→ **Stated exercise 1**: According to the Georgina Theodora Wood biography below, which secondary school did she complete, and in what year?

→ **Source extract**:
"""
Georgina Theodora Wood  (née Lutterodt; born 8 June 1947) is a Ghanaian judge and also a former police prosecution officer. She was the Chief Justice of Ghana and the first woman to occupy that position. She retired in 2017 after five decades of service to the state. She is a member of the Council of State.

Early life and education
Georgina Lutterodt was born on 8 June 1947 in Ghana. She had her basic education at Bishop's Girls and Methodist Schools, Dodowa. She next attended Mmofraturo Girls School, Kumasi between 1958 and 1960. Wood's secondary education was at Wesley Girls' High School, Cape Coast, which she completed in 1966. She proceeded to the University of Ghana, Legon, where she was awarded the LL.B. in 1970. Wood then attended the Ghana School of Law after which she was called to the bar. She also did a Post-Graduate Officers Training Course at the Ghana Police College.
"""
→ **Data lines**:
"""
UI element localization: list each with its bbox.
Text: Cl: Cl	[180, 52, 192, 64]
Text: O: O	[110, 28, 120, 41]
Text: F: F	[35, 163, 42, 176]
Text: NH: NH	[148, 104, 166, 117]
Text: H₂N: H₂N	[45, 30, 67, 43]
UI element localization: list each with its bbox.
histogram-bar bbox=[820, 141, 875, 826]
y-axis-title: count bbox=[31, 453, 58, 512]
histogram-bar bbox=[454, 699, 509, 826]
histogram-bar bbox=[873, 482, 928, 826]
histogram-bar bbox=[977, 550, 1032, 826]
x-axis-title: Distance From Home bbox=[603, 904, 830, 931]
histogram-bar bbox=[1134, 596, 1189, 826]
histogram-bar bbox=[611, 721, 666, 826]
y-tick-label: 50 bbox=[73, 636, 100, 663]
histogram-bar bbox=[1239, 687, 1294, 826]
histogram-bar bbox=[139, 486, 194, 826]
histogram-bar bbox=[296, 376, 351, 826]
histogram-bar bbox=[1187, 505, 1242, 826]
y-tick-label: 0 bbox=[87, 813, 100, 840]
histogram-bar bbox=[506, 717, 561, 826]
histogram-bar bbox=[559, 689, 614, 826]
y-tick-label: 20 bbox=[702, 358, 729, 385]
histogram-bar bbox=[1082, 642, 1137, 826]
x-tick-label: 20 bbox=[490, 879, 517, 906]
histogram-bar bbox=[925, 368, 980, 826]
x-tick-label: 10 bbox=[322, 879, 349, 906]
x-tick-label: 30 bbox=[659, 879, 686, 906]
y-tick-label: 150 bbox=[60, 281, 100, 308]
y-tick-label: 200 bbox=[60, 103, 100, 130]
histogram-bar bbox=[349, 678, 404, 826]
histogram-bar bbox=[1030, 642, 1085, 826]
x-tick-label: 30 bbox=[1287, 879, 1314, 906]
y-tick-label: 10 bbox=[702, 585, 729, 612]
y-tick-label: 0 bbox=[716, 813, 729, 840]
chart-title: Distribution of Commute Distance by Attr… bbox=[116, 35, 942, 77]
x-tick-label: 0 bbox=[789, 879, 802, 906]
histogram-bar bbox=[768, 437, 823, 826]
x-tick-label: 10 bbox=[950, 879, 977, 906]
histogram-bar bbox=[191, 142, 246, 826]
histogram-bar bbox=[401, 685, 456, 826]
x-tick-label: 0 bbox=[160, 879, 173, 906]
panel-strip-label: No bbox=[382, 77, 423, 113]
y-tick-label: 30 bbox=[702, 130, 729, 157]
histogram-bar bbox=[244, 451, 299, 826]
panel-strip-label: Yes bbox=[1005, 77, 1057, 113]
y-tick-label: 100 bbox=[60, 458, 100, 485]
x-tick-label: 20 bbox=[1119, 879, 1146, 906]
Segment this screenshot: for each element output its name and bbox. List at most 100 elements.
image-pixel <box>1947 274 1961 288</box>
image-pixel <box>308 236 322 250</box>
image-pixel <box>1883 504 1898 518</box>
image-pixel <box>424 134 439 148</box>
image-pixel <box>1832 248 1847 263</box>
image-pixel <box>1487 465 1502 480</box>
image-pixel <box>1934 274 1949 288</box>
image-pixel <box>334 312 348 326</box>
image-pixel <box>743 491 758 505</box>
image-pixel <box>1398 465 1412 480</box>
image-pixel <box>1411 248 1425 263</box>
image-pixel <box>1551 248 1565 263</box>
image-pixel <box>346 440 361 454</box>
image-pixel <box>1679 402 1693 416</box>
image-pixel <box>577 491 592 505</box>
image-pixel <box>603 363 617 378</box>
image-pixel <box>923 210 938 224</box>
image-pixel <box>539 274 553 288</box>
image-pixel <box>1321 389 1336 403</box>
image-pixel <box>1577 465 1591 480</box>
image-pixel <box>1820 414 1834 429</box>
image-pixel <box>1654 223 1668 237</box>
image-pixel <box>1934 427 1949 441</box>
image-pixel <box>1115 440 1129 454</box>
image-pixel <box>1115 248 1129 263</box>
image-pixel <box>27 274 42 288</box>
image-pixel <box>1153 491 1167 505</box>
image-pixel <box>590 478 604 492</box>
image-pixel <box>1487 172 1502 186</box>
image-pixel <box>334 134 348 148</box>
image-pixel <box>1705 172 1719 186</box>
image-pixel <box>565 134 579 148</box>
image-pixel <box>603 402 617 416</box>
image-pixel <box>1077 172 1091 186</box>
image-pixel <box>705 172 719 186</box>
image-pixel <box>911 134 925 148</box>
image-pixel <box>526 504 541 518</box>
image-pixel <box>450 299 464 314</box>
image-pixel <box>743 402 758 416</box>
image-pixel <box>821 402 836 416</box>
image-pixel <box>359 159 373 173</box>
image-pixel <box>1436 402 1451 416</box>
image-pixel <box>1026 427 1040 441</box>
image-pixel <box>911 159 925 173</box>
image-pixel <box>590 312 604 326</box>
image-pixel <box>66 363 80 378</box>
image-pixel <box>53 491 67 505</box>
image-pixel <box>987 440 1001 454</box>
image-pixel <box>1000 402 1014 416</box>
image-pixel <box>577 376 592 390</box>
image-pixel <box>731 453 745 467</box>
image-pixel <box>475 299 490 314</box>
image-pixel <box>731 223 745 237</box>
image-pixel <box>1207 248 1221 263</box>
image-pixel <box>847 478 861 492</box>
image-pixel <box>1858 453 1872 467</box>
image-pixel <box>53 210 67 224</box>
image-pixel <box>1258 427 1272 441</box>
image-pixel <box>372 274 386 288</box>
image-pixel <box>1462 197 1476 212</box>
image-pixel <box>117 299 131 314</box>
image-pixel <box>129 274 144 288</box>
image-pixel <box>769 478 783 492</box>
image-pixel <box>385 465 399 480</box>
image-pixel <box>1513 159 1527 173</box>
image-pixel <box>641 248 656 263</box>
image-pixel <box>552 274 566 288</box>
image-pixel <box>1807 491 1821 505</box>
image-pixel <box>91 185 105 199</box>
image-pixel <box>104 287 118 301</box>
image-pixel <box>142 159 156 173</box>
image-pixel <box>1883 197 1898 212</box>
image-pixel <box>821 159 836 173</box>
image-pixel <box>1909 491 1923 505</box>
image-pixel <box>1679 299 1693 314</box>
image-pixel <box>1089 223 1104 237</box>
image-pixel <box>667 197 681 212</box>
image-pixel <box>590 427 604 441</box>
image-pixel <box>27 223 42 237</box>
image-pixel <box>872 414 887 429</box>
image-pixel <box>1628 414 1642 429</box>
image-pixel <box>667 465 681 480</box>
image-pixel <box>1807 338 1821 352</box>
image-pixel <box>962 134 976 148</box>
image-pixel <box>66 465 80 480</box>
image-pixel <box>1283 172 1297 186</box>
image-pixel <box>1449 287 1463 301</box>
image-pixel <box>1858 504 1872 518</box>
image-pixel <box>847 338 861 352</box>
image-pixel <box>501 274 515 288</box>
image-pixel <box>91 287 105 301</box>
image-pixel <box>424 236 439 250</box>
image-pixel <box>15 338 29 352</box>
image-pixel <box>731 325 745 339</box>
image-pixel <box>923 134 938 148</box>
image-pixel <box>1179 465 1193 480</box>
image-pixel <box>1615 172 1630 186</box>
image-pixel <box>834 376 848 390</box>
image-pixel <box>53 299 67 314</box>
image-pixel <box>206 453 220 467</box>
"""
→ **Stated exercise 2**: Copy the records exactly from their first line through the line holding "histogram-bar bbox=[506, 717, 561, 826]", inclusive.

→ **Full output 1**: Wesley Girls' High School, Cape Coast, in 1966.

→ **Full output 2**:
UI element localization: list each with its bbox.
Text: Cl: Cl	[180, 52, 192, 64]
Text: O: O	[110, 28, 120, 41]
Text: F: F	[35, 163, 42, 176]
Text: NH: NH	[148, 104, 166, 117]
Text: H₂N: H₂N	[45, 30, 67, 43]
UI element localization: list each with its bbox.
histogram-bar bbox=[820, 141, 875, 826]
y-axis-title: count bbox=[31, 453, 58, 512]
histogram-bar bbox=[454, 699, 509, 826]
histogram-bar bbox=[873, 482, 928, 826]
histogram-bar bbox=[977, 550, 1032, 826]
x-axis-title: Distance From Home bbox=[603, 904, 830, 931]
histogram-bar bbox=[1134, 596, 1189, 826]
histogram-bar bbox=[611, 721, 666, 826]
y-tick-label: 50 bbox=[73, 636, 100, 663]
histogram-bar bbox=[1239, 687, 1294, 826]
histogram-bar bbox=[139, 486, 194, 826]
histogram-bar bbox=[296, 376, 351, 826]
histogram-bar bbox=[1187, 505, 1242, 826]
y-tick-label: 0 bbox=[87, 813, 100, 840]
histogram-bar bbox=[506, 717, 561, 826]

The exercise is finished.